[start Exercise material]

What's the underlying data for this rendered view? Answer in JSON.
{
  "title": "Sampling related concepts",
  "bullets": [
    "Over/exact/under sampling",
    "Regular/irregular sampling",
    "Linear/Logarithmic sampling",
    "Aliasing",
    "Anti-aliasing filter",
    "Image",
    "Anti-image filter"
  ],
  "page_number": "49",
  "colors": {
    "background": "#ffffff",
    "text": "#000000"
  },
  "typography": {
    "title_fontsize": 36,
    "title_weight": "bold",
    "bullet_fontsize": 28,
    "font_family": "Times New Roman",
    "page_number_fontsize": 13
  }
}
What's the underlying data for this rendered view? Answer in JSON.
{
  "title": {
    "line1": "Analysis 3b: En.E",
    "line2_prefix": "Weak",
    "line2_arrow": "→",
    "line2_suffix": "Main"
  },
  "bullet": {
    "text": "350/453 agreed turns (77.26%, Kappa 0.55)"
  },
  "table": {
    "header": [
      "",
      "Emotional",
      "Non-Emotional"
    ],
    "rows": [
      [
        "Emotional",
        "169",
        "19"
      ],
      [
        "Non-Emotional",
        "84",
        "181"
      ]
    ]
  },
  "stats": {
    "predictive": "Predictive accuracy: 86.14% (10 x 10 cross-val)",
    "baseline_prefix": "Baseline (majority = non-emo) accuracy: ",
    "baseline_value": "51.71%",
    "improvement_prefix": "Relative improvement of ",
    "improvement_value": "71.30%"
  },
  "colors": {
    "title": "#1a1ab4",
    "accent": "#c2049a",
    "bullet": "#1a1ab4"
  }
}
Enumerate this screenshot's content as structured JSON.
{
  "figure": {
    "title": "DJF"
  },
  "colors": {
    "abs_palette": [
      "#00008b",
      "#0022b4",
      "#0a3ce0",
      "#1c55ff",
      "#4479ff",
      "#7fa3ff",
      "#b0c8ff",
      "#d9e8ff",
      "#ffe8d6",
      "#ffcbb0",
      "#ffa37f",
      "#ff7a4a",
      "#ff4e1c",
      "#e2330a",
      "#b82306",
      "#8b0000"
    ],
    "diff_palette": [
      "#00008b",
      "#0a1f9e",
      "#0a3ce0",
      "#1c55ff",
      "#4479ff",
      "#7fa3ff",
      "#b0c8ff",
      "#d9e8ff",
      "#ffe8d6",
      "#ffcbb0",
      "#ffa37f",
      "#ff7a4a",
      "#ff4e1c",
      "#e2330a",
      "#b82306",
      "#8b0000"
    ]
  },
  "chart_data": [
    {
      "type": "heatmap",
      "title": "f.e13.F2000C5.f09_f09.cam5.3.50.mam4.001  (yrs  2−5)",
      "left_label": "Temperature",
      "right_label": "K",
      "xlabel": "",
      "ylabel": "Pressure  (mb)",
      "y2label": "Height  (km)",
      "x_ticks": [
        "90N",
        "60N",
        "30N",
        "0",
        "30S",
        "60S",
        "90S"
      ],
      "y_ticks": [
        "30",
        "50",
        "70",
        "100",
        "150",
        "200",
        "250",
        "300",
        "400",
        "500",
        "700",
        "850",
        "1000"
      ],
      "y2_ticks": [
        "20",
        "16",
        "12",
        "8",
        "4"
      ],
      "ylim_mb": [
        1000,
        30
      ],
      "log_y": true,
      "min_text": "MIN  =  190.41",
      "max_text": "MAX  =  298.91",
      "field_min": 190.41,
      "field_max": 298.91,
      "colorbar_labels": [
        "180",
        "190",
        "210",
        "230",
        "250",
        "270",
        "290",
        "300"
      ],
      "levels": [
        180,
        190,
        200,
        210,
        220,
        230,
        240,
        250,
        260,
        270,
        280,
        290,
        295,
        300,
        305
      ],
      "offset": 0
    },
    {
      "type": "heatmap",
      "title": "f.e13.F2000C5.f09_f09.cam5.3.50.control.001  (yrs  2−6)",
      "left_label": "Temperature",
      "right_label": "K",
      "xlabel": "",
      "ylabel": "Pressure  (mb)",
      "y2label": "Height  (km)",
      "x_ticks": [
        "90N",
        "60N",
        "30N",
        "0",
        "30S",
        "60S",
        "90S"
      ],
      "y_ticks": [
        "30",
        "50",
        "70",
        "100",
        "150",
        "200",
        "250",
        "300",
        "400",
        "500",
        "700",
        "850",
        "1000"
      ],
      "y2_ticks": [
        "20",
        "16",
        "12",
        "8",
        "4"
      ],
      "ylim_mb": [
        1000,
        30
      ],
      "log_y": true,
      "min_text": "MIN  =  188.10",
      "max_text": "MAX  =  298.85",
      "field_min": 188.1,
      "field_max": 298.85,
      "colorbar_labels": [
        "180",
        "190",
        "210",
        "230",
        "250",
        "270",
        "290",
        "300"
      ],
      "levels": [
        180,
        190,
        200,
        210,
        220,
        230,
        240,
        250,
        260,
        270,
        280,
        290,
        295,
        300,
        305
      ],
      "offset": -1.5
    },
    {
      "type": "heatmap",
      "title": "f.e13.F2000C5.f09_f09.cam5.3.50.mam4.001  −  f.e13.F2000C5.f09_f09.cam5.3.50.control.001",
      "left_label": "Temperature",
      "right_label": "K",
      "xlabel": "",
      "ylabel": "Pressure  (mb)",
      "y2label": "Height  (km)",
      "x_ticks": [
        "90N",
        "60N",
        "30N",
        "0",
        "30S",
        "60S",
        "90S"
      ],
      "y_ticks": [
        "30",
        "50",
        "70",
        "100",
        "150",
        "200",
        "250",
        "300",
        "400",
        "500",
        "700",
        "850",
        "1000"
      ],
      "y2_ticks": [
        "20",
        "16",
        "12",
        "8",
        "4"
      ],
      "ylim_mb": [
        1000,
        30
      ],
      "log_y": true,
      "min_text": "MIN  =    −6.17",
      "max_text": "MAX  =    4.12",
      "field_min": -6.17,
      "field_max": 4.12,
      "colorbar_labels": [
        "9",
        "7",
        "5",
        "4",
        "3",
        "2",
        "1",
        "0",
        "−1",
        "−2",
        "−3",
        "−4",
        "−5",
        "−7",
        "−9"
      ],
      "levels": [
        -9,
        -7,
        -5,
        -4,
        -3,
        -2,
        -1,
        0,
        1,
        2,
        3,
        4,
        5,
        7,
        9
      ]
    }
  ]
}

[end Exercise material]

Reply with only the number of lines in the entries that contain the word "Anti".

## Written response
2